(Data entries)
____________
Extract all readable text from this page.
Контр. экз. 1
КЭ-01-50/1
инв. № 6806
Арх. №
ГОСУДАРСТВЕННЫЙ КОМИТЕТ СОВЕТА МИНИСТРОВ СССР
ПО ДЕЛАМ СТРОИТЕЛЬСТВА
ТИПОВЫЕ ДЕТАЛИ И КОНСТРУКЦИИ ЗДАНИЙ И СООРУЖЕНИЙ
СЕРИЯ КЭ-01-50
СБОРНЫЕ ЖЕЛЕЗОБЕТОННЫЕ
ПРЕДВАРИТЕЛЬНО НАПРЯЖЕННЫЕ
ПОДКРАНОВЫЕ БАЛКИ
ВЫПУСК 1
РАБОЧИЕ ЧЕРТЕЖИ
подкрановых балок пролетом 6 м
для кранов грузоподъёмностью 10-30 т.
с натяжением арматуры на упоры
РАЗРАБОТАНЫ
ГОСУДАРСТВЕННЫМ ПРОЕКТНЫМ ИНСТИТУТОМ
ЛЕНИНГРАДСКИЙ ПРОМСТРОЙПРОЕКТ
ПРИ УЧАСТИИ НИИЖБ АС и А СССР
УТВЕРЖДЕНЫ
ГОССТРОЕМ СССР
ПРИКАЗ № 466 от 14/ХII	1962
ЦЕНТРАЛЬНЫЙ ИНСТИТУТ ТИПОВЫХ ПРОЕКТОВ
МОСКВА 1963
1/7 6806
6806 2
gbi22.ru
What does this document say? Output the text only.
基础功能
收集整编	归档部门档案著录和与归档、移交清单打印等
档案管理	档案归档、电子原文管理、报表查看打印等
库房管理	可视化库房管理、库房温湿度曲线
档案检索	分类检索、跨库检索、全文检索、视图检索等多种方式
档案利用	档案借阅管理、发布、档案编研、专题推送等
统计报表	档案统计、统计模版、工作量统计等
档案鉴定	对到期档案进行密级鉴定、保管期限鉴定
____________
▶ _Stated task_
Your answer should be only a number: how many lines of the data above contain the string "this"?

▶ _The result_
2